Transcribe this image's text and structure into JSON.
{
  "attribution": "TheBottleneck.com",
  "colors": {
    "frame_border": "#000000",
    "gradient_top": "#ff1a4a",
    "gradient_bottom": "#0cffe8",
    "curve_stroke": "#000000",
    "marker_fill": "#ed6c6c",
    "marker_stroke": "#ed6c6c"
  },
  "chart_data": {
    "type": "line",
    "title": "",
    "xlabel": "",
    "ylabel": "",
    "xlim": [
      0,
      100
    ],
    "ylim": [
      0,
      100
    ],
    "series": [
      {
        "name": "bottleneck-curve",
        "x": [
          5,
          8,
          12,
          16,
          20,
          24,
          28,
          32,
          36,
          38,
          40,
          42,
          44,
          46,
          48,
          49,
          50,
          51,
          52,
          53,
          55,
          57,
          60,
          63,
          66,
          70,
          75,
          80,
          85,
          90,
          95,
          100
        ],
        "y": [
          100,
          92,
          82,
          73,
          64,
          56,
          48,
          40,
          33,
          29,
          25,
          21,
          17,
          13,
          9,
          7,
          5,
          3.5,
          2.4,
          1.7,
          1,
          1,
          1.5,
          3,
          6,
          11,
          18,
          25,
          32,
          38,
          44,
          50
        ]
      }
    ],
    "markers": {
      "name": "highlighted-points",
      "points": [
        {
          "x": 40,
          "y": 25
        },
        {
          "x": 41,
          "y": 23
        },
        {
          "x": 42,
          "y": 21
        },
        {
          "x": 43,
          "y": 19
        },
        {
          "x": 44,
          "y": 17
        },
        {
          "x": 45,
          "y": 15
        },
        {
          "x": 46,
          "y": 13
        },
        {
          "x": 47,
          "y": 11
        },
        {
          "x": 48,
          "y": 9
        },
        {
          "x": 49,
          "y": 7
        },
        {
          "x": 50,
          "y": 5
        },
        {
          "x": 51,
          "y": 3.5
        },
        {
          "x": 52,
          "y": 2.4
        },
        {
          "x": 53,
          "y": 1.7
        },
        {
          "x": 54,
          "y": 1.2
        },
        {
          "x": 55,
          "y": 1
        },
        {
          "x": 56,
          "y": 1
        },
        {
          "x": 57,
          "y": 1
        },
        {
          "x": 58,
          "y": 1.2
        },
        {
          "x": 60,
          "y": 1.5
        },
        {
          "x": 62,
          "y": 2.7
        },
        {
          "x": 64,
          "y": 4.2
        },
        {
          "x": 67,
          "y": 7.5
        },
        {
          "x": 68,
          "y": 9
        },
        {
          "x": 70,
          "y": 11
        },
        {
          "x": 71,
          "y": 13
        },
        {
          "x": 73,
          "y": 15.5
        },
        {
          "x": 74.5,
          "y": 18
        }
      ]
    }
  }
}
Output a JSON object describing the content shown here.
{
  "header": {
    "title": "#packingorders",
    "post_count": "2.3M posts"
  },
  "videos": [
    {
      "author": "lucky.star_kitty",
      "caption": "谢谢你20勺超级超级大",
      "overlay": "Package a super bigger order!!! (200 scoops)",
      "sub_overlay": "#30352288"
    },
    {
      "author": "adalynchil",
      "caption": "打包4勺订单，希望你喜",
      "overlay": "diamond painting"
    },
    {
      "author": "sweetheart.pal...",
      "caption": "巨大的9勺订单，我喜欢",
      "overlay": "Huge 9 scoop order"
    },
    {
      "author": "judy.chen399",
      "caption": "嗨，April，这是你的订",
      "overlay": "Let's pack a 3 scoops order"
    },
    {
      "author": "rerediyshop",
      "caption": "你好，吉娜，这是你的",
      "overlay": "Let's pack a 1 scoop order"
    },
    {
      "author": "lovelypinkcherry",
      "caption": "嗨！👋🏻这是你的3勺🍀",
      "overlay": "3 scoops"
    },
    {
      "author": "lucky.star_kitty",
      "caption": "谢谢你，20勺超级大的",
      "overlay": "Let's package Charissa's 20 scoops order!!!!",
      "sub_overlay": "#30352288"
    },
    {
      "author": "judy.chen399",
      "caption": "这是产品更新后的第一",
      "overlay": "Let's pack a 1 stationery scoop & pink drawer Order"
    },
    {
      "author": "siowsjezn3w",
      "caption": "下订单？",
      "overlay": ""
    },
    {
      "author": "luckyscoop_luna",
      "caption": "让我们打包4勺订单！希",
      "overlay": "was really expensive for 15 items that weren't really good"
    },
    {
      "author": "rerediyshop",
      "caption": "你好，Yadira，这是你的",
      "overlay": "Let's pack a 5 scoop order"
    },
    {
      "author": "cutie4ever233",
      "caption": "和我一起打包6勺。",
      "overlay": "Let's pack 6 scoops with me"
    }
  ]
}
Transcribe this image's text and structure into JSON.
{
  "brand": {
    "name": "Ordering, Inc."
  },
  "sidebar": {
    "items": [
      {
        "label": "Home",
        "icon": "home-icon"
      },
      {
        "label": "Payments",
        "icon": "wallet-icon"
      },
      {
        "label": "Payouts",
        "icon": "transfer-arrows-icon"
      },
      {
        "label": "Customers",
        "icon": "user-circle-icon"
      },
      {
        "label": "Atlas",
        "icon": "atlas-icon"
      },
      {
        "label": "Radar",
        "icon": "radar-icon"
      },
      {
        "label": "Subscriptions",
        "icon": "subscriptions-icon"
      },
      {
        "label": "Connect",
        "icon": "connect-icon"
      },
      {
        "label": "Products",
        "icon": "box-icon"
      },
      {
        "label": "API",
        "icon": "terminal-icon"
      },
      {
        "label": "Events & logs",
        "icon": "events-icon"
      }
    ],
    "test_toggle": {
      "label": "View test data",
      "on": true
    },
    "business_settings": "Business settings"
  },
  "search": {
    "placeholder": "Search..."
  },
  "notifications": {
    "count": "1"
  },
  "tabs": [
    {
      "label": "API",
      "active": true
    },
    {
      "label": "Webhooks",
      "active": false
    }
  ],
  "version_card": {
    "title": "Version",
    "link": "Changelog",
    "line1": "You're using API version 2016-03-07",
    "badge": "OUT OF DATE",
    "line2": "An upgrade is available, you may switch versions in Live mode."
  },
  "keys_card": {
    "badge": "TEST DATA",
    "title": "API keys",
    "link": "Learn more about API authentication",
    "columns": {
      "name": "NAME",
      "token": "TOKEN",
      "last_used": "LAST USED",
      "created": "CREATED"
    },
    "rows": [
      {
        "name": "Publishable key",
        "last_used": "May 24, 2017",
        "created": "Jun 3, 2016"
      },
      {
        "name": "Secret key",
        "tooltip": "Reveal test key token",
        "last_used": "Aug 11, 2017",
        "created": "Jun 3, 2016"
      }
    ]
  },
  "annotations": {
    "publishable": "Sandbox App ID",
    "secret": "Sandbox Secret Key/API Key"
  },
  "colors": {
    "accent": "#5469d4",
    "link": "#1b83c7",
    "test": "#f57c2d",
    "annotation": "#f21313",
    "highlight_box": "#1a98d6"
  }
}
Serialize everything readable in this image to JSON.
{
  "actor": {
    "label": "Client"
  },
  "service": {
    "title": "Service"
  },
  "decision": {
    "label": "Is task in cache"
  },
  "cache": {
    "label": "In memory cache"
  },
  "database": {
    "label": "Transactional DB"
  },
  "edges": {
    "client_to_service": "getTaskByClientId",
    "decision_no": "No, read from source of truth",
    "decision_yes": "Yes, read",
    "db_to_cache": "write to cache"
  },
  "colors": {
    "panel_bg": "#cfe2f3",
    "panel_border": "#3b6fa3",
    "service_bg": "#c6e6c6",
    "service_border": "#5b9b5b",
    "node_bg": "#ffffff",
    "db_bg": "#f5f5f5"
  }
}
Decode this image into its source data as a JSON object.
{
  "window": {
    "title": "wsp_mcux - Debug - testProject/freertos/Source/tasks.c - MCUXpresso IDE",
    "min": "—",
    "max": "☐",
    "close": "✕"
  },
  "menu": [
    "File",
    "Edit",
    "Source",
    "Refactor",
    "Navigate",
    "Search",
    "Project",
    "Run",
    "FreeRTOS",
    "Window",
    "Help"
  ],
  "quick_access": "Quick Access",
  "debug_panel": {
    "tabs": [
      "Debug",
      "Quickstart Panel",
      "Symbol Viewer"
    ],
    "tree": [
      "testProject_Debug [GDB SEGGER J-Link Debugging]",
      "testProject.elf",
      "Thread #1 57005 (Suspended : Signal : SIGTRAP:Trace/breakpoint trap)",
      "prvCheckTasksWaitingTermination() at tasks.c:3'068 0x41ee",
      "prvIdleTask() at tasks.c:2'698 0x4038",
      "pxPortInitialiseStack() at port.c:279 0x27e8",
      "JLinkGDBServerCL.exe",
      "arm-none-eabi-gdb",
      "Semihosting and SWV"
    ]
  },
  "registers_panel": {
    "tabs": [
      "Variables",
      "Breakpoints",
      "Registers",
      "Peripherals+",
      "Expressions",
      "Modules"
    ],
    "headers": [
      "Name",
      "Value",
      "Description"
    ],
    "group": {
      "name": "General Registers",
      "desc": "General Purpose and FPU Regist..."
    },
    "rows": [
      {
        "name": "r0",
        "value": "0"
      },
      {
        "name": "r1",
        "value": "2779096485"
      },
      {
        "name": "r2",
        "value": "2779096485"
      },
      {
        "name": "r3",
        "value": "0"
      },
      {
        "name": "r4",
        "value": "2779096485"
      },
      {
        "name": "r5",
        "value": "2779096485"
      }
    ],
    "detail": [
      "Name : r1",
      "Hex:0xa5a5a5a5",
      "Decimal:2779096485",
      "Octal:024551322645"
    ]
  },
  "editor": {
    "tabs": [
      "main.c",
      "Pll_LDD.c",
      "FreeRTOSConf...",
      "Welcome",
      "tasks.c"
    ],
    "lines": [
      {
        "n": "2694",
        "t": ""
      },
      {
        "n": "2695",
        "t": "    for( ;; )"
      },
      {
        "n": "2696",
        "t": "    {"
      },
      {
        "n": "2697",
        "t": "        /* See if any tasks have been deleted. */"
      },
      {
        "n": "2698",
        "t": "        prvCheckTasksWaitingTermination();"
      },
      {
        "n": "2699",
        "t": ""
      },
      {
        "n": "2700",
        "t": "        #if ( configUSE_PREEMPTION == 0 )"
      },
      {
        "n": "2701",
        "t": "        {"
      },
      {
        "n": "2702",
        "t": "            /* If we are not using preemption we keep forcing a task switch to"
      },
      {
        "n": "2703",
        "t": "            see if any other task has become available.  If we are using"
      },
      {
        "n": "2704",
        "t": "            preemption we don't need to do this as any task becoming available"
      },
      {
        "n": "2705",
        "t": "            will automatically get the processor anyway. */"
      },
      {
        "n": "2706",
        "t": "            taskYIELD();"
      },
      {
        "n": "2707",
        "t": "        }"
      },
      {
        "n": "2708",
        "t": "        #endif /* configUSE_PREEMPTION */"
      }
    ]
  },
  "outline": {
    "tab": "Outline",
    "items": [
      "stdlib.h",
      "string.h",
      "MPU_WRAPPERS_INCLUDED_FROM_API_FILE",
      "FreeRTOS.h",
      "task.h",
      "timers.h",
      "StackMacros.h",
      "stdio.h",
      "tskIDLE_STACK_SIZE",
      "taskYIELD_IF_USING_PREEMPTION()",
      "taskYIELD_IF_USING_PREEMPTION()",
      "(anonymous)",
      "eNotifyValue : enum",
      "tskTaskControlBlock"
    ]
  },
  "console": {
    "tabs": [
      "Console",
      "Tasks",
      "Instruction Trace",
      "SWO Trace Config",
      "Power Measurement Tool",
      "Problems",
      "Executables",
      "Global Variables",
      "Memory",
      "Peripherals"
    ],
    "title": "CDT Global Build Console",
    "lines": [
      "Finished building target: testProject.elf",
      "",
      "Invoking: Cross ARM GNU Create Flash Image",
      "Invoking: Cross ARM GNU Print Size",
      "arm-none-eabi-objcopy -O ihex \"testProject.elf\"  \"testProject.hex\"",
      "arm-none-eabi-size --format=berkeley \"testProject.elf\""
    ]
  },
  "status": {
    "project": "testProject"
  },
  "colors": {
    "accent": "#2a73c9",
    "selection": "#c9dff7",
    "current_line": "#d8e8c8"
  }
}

▶ [Requirements]: State the number of lines in these entries that include the string "prvCheckTasksWaitingTermination". Provide nothing beyond that number.

▶ [Exercise result]: 2